### EXERCISE AIM
Your answer must be an exact copy of the lines from the one containing "Convert this document image to plain text." through the last line of the records below, with no pictures; please include nothing else.

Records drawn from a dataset
- - -

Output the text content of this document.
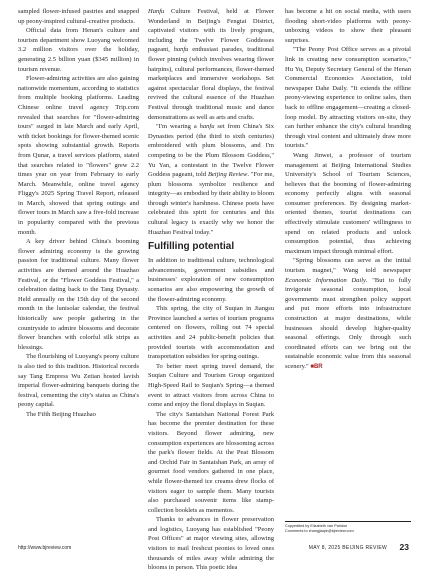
sampled flower-infused pastries and snapped up peony-inspired cultural-creative products.

Official data from Henan's culture and tourism department show Luoyang welcomed 3.2 million visitors over the holiday, generating 2.5 billion yuan ($345 million) in tourism revenue.

Flower-admiring activities are also gaining nationwide momentum, according to statistics from multiple booking platforms. Leading Chinese online travel agency Trip.com revealed that searches for "flower-admiring tours" surged in late March and early April, with ticket bookings for flower-themed scenic spots showing substantial growth. Reports from Qunar, a travel services platform, stated that searches related to "flowers" grew 2.2 times year on year from February to early March. Meanwhile, online travel agency Fliggy's 2025 Spring Travel Report, released in March, showed that spring outings and flower tours in March saw a five-fold increase in popularity compared with the previous month.

A key driver behind China's booming flower admiring economy is the growing passion for traditional culture. Many flower activities are themed around the Huazhao Festival, or the "Flower Goddess Festival," a celebration dating back to the Tang Dynasty. Held annually on the 15th day of the second month in the lunisolar calendar, the festival historically saw people gathering in the countryside to admire blossoms and decorate flower branches with colorful silk strips as blessings.

The flourishing of Luoyang's peony culture is also tied to this tradition. Historical records say Tang Empress Wu Zetian hosted lavish imperial flower-admiring banquets during the festival, cementing the city's status as China's peony capital.

The Fifth Beijing Huazhao

Hanfu Culture Festival, held at Flower Wonderland in Beijing's Fengtai District, captivated visitors with its lively program, including the Twelve Flower Goddesses pageant, hanfu enthusiast parades, traditional flower pinning (which involves wearing flower hairpins), cultural performances, flower-themed marketplaces and immersive workshops. Set against spectacular floral displays, the festival revived the cultural essence of the Huazhao Festival through traditional music and dance demonstrations as well as arts and crafts.

"I'm wearing a hanfu set from China's Six Dynasties period (the third to sixth centuries) embroidered with plum blossoms, and I'm competing to be the Plum Blossom Goddess," Yu Yan, a contestant in the Twelve Flower Goddess pageant, told Beijing Review. "For me, plum blossoms symbolize resilience and integrity—as embodied by their ability to bloom through winter's harshness. Chinese poets have celebrated this spirit for centuries and this cultural legacy is exactly why we honor the Huazhao Festival today."

Fulfilling potential

In addition to traditional culture, technological advancements, government subsidies and businesses' exploration of new consumption scenarios are also empowering the growth of the flower-admiring economy.

This spring, the city of Suqian in Jiangsu Province launched a series of tourism programs centered on flowers, rolling out 74 special activities and 24 public-benefit policies that provided tourists with accommodation and transportation subsidies for spring outings.

To better meet spring travel demand, the Suqian Culture and Tourism Group organized High-Speed Rail to Suqian's Spring—a themed event to attract visitors from across China to come and enjoy the floral displays in Suqian.

The city's Santaishan National Forest Park has become the premier destination for these visitors. Beyond flower admiring, new consumption experiences are blossoming across the park's flower fields. At the Peat Blossom and Orchid Fair in Santaishan Park, an array of gourmet food vendors gathered in one place, while flower-themed ice creams drew flocks of visitors eager to sample them. Many tourists also purchased souvenir items like stamp-collection booklets as mementos.

Thanks to advances in flower preservation and logistics, Luoyang has established "Peony Post Offices" at major viewing sites, allowing visitors to mail freshcut peonies to loved ones thousands of miles away while admiring the blooms in person. This poetic idea

has become a hit on social media, with users flooding short-video platforms with peony-unboxing videos to show their pleasant surprises.

"The Peony Post Office serves as a pivotal link in creating new consumption scenarios," Hu Yu, Deputy Secretary General of the Henan Commercial Economics Association, told newspaper Dahe Daily. "It extends the offline peony-viewing experience to online sales, then back to offline engagement—creating a closed-loop model. By attracting visitors on-site, they can further enhance the city's cultural branding through viral content and ultimately draw more tourists."

Wang Jinwei, a professor of tourism management at Beijing International Studies University's School of Tourism Sciences, believes that the booming of flower-admiring economy perfectly aligns with seasonal consumer preferences. By designing market-oriented themes, tourist destinations can effectively stimulate customers' willingness to spend on related products and unlock consumption potential, thus achieving maximum impact through minimal effort.

"Spring blossoms can serve as the initial tourism magnet," Wang told newspaper Economic Information Daily. "But to fully invigorate seasonal consumption, local governments must strengthen policy support and put more efforts into infrastructure construction at major destinations, while businesses should develop higher-quality seasonal offerings. Only through such coordinated efforts can we bring out the sustainable economic value from this seasonal scenery." ■BR

Copyedited by Elizabeth van Paridon
Comments to zhangjiaqie@bjreview.com
http://www.bjreview.com	MAY 8, 2025 BEIJING REVIEW 23
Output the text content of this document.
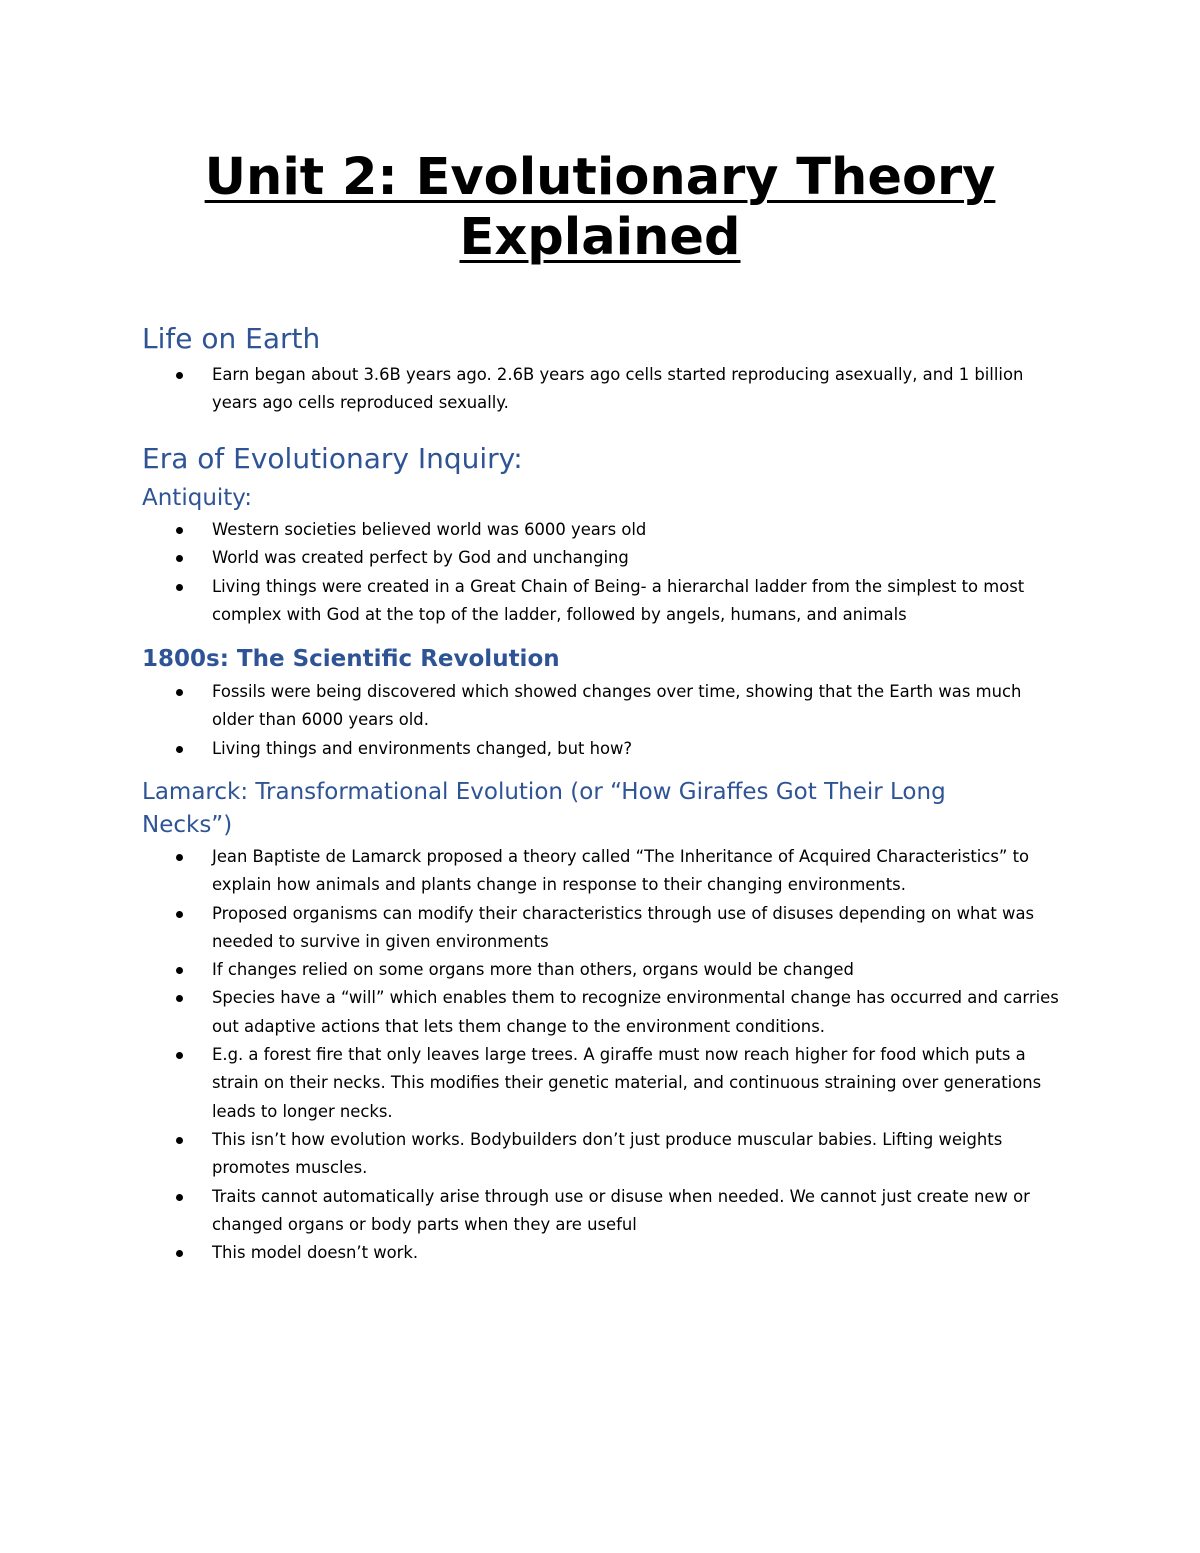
Unit 2: Evolutionary Theory
Explained
Life on Earth
Earn began about 3.6B years ago. 2.6B years ago cells started reproducing asexually, and 1 billion years ago cells reproduced sexually.
Era of Evolutionary Inquiry:
Antiquity:
Western societies believed world was 6000 years old
World was created perfect by God and unchanging
Living things were created in a Great Chain of Being- a hierarchal ladder from the simplest to most complex with God at the top of the ladder, followed by angels, humans, and animals
1800s: The Scientific Revolution
Fossils were being discovered which showed changes over time, showing that the Earth was much older than 6000 years old.
Living things and environments changed, but how?
Lamarck: Transformational Evolution (or “How Giraffes Got Their Long
Necks”)
Jean Baptiste de Lamarck proposed a theory called “The Inheritance of Acquired Characteristics” to explain how animals and plants change in response to their changing environments.
Proposed organisms can modify their characteristics through use of disuses depending on what was needed to survive in given environments
If changes relied on some organs more than others, organs would be changed
Species have a “will” which enables them to recognize environmental change has occurred and carries out adaptive actions that lets them change to the environment conditions.
E.g. a forest fire that only leaves large trees. A giraffe must now reach higher for food which puts a strain on their necks. This modifies their genetic material, and continuous straining over generations leads to longer necks.
This isn’t how evolution works. Bodybuilders don’t just produce muscular babies. Lifting weights promotes muscles.
Traits cannot automatically arise through use or disuse when needed. We cannot just create new or changed organs or body parts when they are useful
This model doesn’t work.
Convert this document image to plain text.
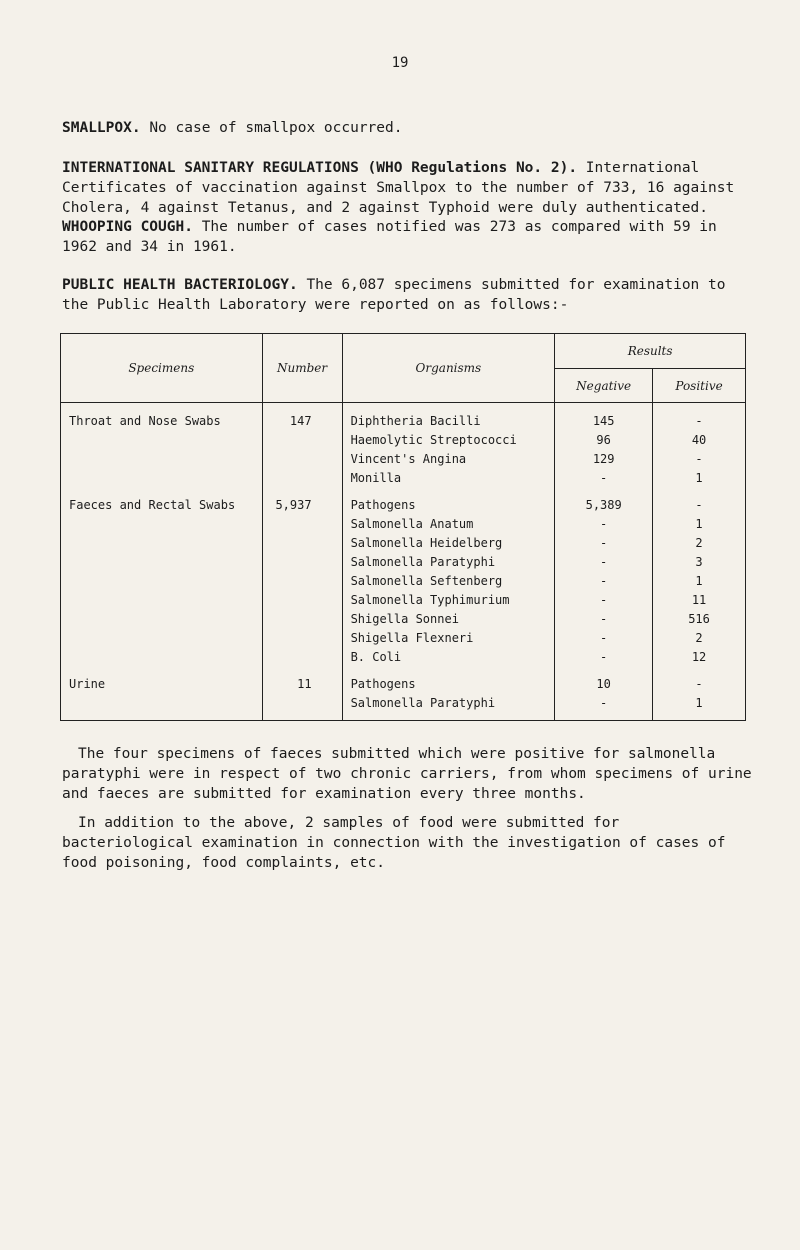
19
SMALLPOX. No case of smallpox occurred.
INTERNATIONAL SANITARY REGULATIONS (WHO Regulations No. 2). International Certificates of vaccination against Smallpox to the number of 733, 16 against Cholera, 4 against Tetanus, and 2 against Typhoid were duly authenticated.
WHOOPING COUGH. The number of cases notified was 273 as compared with 59 in 1962 and 34 in 1961.
PUBLIC HEALTH BACTERIOLOGY. The 6,087 specimens submitted for examination to the Public Health Laboratory were reported on as follows:-
Specimens	Number	Organisms	Results	
			Negative	Positive

Throat and Nose Swabs	147	Diphtheria Bacilli	145	-
		Haemolytic Streptococci	96	40
		Vincent's Angina	129	-
		Monilla	-	1

Faeces and Rectal Swabs	5,937	Pathogens	5,389	-
		Salmonella Anatum	-	1
		Salmonella Heidelberg	-	2
		Salmonella Paratyphi	-	3
		Salmonella Seftenberg	-	1
		Salmonella Typhimurium	-	11
		Shigella Sonnei	-	516
		Shigella Flexneri	-	2
		B. Coli	-	12

Urine	11	Pathogens	10	-
		Salmonella Paratyphi	-	1

The four specimens of faeces submitted which were positive for salmonella paratyphi were in respect of two chronic carriers, from whom specimens of urine and faeces are submitted for examination every three months.
In addition to the above, 2 samples of food were submitted for bacteriological examination in connection with the investigation of cases of food poisoning, food complaints, etc.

- - -

### SOLUTION TO THIS EXERCISE
Convert this document image to plain text.
19
SMALLPOX. No case of smallpox occurred.
INTERNATIONAL SANITARY REGULATIONS (WHO Regulations No. 2). International Certificates of vaccination against Smallpox to the number of 733, 16 against Cholera, 4 against Tetanus, and 2 against Typhoid were duly authenticated.
WHOOPING COUGH. The number of cases notified was 273 as compared with 59 in 1962 and 34 in 1961.
PUBLIC HEALTH BACTERIOLOGY. The 6,087 specimens submitted for examination to the Public Health Laboratory were reported on as follows:-
Specimens	Number	Organisms	Results	
			Negative	Positive

Throat and Nose Swabs	147	Diphtheria Bacilli	145	-
		Haemolytic Streptococci	96	40
		Vincent's Angina	129	-
		Monilla	-	1

Faeces and Rectal Swabs	5,937	Pathogens	5,389	-
		Salmonella Anatum	-	1
		Salmonella Heidelberg	-	2
		Salmonella Paratyphi	-	3
		Salmonella Seftenberg	-	1
		Salmonella Typhimurium	-	11
		Shigella Sonnei	-	516
		Shigella Flexneri	-	2
		B. Coli	-	12

Urine	11	Pathogens	10	-
		Salmonella Paratyphi	-	1

The four specimens of faeces submitted which were positive for salmonella paratyphi were in respect of two chronic carriers, from whom specimens of urine and faeces are submitted for examination every three months.
In addition to the above, 2 samples of food were submitted for bacteriological examination in connection with the investigation of cases of food poisoning, food complaints, etc.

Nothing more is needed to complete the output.